[Data records]
* * *

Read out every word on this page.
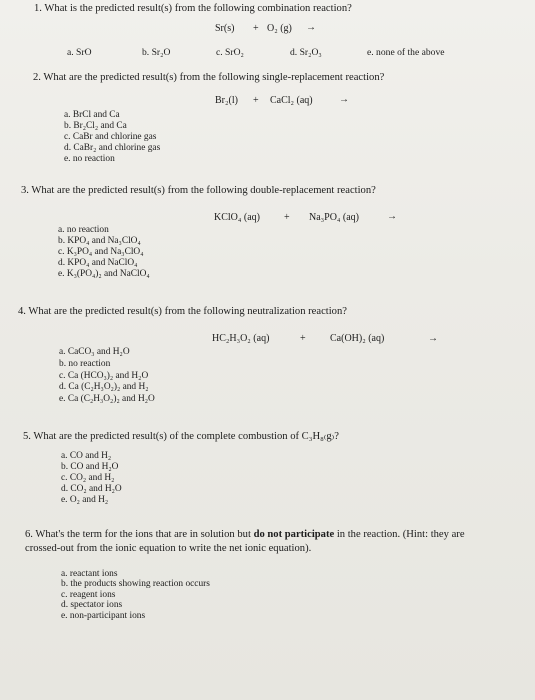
1. What is the predicted result(s) from the following combination reaction?
Sr(s) + O₂ (g) →
a. SrO	b. Sr₂O	c. SrO₂	d. Sr₂O₃	e. none of the above
2. What are the predicted result(s) from the following single-replacement reaction?
Br₂(l) + CaCl₂ (aq)	→
a. BrCl and Ca
b. Br₂Cl₂ and Ca
c. CaBr and chlorine gas
d. CaBr₂ and chlorine gas
e. no reaction
3. What are the predicted result(s) from the following double-replacement reaction?
KClO₄ (aq) + Na₃PO₄ (aq)	→
a. no reaction
b. KPO₄ and Na₃ClO₄
c. K₃PO₄ and Na₃ClO₄
d. KPO₄ and NaClO₄
e. K₃(PO₄)₂ and NaClO₄
4. What are the predicted result(s) from the following neutralization reaction?
HC₂H₃O₂ (aq)	+ Ca(OH)₂ (aq)	→
a. CaCO₃ and H₂O
b. no reaction
c. Ca (HCO₃)₂ and H₂O
d. Ca (C₂H₃O₂)₂ and H₂
e. Ca (C₂H₃O₂)₂ and H₂O
5. What are the predicted result(s) of the complete combustion of C₃H₈₍g₎?
a. CO and H₂
b. CO and H₂O
c. CO₂ and H₂
d. CO₂ and H₂O
e. O₂ and H₂
6. What's the term for the ions that are in solution but do not participate in the reaction. (Hint: they are
crossed-out from the ionic equation to write the net ionic equation).
a. reactant ions
b. the products showing reaction occurs
c. reagent ions
d. spectator ions
e. non-participant ions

* * *

TASK DIRECTIONS:
Retype all of the entries exactly as written, leaving out any images.

OUTPUT FOR THIS EXERCISE:
Read out every word on this page.
1. What is the predicted result(s) from the following combination reaction?
Sr(s) + O₂ (g) →
a. SrO	b. Sr₂O	c. SrO₂	d. Sr₂O₃	e. none of the above
2. What are the predicted result(s) from the following single-replacement reaction?
Br₂(l) + CaCl₂ (aq)	→
a. BrCl and Ca
b. Br₂Cl₂ and Ca
c. CaBr and chlorine gas
d. CaBr₂ and chlorine gas
e. no reaction
3. What are the predicted result(s) from the following double-replacement reaction?
KClO₄ (aq) + Na₃PO₄ (aq)	→
a. no reaction
b. KPO₄ and Na₃ClO₄
c. K₃PO₄ and Na₃ClO₄
d. KPO₄ and NaClO₄
e. K₃(PO₄)₂ and NaClO₄
4. What are the predicted result(s) from the following neutralization reaction?
HC₂H₃O₂ (aq)	+ Ca(OH)₂ (aq)	→
a. CaCO₃ and H₂O
b. no reaction
c. Ca (HCO₃)₂ and H₂O
d. Ca (C₂H₃O₂)₂ and H₂
e. Ca (C₂H₃O₂)₂ and H₂O
5. What are the predicted result(s) of the complete combustion of C₃H₈₍g₎?
a. CO and H₂
b. CO and H₂O
c. CO₂ and H₂
d. CO₂ and H₂O
e. O₂ and H₂
6. What's the term for the ions that are in solution but do not participate in the reaction. (Hint: they are
crossed-out from the ionic equation to write the net ionic equation).
a. reactant ions
b. the products showing reaction occurs
c. reagent ions
d. spectator ions
e. non-participant ions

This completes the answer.